#### THE TASK:
Show every line containing "pattern" by copying it.

+++ DATASET

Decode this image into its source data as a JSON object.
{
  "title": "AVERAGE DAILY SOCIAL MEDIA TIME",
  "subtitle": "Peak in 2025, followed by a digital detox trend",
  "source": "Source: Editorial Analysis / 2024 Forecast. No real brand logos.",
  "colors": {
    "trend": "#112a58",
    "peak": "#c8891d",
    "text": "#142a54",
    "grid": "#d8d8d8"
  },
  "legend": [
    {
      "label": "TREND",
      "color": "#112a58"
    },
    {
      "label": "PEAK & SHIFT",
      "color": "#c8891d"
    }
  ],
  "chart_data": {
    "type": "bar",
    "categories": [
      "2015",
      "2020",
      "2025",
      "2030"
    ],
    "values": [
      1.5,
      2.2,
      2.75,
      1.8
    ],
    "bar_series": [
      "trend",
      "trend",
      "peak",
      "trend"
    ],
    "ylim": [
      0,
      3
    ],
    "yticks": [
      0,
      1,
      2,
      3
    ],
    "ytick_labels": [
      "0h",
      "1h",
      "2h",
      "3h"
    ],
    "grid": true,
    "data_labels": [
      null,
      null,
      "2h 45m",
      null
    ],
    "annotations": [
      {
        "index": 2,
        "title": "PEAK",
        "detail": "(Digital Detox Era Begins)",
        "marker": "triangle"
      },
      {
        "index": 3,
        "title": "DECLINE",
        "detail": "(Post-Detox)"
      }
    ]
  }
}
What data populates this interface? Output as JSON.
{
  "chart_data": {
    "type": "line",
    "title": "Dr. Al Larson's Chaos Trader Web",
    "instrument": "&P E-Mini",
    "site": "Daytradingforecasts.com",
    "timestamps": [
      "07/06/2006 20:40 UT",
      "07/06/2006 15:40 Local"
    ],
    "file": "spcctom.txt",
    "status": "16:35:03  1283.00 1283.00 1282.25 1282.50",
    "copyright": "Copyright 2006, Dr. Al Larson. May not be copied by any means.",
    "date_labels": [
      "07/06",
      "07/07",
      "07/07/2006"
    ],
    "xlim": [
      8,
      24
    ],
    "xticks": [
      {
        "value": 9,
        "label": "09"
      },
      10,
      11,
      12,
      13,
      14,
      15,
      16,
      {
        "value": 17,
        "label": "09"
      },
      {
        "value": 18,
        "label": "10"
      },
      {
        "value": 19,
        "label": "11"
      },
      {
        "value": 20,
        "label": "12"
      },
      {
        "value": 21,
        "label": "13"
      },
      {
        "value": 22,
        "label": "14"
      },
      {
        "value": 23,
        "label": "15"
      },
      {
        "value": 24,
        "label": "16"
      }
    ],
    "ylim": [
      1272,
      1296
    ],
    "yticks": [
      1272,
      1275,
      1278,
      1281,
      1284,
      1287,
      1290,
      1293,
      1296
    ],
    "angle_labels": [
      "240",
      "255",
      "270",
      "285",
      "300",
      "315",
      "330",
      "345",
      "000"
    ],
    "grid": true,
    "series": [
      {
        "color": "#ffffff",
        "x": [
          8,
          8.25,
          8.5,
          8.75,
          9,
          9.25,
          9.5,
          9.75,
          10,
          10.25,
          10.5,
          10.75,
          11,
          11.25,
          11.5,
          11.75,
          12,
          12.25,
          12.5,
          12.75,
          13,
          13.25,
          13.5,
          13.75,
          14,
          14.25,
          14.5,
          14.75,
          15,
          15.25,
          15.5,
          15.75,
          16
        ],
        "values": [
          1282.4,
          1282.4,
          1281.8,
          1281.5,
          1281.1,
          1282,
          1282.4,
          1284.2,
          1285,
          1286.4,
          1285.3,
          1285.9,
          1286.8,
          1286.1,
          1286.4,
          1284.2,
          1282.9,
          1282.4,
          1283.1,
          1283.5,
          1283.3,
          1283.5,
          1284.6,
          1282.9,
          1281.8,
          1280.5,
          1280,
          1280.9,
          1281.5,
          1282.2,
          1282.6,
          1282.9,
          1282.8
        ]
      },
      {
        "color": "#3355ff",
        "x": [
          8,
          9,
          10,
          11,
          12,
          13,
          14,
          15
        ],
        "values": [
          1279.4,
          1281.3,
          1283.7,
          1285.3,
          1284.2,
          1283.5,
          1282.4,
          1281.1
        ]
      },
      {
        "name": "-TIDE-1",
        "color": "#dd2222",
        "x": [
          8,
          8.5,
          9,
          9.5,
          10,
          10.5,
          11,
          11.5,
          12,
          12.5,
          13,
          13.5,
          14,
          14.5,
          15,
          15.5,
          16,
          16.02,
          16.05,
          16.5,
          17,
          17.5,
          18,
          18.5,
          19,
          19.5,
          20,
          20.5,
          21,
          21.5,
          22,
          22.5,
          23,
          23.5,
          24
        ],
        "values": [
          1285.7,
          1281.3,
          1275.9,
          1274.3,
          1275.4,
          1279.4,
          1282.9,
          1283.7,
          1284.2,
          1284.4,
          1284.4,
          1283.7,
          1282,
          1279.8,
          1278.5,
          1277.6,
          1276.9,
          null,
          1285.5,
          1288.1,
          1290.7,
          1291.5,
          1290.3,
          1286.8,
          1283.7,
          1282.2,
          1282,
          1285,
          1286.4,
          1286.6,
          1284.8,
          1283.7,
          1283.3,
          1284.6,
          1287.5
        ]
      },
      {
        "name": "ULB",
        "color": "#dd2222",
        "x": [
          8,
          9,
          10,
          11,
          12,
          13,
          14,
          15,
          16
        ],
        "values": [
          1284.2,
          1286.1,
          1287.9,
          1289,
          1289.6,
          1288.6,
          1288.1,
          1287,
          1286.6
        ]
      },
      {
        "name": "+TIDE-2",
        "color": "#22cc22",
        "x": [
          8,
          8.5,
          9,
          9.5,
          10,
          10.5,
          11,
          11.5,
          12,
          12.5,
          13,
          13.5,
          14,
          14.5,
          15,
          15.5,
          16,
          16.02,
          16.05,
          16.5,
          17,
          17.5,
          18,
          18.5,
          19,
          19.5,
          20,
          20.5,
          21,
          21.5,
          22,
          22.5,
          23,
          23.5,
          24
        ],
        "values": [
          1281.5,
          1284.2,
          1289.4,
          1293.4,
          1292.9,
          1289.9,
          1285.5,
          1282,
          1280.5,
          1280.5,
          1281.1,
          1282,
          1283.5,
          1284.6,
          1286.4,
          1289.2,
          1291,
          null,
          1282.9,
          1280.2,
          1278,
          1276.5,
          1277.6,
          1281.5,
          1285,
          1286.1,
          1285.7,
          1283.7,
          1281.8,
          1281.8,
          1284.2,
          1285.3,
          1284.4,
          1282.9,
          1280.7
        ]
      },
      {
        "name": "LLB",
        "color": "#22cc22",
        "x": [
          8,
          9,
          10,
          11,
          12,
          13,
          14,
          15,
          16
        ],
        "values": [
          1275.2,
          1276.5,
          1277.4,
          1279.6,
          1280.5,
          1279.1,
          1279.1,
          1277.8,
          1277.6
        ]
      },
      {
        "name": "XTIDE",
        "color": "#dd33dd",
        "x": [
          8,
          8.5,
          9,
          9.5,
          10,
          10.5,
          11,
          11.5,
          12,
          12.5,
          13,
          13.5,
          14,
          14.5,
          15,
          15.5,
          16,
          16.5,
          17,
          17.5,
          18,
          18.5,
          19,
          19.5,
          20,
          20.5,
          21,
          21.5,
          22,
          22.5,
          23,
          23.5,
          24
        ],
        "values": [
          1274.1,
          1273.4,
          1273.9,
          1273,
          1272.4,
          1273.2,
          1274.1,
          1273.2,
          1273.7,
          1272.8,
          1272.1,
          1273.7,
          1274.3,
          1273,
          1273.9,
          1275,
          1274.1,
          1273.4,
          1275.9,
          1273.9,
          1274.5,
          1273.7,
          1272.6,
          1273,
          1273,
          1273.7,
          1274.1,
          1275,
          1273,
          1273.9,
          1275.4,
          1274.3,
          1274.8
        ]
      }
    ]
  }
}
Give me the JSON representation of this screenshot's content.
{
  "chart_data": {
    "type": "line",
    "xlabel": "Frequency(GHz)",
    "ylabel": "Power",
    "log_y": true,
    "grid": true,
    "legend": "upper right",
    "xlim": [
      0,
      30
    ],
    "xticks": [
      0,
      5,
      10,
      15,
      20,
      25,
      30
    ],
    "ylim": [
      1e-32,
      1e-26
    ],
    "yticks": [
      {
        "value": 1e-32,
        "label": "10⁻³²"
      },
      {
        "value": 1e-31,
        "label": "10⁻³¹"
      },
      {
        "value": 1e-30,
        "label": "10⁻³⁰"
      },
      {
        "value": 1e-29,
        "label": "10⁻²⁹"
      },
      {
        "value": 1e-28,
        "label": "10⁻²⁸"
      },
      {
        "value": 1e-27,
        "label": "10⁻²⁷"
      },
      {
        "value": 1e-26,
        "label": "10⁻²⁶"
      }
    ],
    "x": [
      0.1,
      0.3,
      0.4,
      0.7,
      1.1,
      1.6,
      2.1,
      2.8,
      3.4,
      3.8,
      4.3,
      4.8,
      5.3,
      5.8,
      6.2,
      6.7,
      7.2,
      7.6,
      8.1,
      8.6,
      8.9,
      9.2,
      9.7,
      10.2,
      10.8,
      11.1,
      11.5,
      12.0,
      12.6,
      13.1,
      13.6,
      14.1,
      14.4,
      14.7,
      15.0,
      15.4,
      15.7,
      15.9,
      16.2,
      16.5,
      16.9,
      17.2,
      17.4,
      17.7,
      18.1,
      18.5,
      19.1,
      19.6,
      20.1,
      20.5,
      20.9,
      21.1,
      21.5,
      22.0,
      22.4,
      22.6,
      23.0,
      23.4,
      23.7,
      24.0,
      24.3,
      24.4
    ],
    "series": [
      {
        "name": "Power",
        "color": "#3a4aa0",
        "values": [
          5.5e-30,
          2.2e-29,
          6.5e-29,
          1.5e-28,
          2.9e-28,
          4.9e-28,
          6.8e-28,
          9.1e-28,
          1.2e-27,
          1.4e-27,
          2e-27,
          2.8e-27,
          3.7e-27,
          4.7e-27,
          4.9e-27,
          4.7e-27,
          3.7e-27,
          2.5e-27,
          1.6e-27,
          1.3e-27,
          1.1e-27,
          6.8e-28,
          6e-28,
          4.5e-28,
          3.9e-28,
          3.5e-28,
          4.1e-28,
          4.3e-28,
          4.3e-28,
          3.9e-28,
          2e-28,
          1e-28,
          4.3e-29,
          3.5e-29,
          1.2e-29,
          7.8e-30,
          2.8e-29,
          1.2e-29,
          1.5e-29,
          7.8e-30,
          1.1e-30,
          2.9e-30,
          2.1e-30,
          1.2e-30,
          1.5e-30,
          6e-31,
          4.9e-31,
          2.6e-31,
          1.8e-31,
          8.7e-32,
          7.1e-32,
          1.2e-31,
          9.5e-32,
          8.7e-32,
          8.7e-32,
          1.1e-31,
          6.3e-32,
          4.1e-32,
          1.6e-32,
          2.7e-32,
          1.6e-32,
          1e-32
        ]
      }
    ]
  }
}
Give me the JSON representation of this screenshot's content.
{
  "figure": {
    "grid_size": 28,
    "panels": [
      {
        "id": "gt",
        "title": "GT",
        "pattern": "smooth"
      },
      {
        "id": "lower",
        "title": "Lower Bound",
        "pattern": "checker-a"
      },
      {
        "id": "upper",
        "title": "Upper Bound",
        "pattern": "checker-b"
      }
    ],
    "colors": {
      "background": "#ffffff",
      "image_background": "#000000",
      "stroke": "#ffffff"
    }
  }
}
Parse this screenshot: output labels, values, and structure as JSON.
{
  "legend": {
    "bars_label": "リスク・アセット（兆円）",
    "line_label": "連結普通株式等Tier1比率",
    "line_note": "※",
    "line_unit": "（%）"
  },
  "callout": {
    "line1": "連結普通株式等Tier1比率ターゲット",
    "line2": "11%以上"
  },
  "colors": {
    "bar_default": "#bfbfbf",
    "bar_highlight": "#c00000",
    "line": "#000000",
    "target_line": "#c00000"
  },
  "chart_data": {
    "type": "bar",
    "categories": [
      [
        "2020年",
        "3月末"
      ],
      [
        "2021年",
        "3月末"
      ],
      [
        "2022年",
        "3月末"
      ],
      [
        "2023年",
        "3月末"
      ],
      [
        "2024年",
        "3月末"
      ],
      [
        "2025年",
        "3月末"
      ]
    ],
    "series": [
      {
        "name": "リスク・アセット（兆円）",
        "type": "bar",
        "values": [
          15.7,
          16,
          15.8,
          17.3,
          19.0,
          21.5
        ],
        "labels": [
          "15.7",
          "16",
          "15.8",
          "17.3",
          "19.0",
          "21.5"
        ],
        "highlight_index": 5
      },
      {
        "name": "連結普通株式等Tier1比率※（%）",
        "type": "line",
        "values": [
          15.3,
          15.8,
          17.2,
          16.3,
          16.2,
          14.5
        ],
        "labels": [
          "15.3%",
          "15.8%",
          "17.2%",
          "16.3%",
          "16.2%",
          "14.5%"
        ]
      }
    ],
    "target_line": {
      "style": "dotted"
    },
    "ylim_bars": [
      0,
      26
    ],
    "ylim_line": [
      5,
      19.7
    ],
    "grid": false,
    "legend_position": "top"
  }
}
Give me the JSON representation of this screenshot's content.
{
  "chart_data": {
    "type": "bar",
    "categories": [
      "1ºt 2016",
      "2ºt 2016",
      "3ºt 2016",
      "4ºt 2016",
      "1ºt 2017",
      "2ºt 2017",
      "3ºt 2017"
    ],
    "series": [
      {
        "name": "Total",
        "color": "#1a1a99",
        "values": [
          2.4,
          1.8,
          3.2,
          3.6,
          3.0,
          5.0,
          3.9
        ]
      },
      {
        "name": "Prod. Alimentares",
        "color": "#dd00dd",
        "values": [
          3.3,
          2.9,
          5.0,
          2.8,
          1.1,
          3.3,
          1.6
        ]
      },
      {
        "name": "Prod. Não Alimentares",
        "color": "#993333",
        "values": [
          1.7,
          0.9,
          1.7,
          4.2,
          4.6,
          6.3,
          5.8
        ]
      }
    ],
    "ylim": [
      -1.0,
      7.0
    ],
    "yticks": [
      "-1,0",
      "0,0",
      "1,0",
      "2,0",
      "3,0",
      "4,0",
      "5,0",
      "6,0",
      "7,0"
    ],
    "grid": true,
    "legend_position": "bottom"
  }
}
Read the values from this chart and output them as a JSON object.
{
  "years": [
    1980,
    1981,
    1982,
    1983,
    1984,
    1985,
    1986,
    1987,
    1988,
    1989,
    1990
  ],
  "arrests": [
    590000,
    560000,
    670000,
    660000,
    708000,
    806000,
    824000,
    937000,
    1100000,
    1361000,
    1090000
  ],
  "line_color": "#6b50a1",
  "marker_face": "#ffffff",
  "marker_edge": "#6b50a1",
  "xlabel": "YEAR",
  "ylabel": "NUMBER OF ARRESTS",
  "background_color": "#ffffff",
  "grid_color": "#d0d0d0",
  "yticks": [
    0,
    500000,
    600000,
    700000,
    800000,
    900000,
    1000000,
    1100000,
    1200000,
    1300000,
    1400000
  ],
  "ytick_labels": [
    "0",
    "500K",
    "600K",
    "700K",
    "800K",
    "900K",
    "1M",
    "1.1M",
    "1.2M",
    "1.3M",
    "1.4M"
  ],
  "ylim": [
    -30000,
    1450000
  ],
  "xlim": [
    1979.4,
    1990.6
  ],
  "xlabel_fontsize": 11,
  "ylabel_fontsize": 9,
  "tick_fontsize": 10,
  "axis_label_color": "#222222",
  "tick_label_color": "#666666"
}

++++++

#### WRITTEN REPLY:
        "pattern": "smooth"
        "pattern": "checker-a"
        "pattern": "checker-b"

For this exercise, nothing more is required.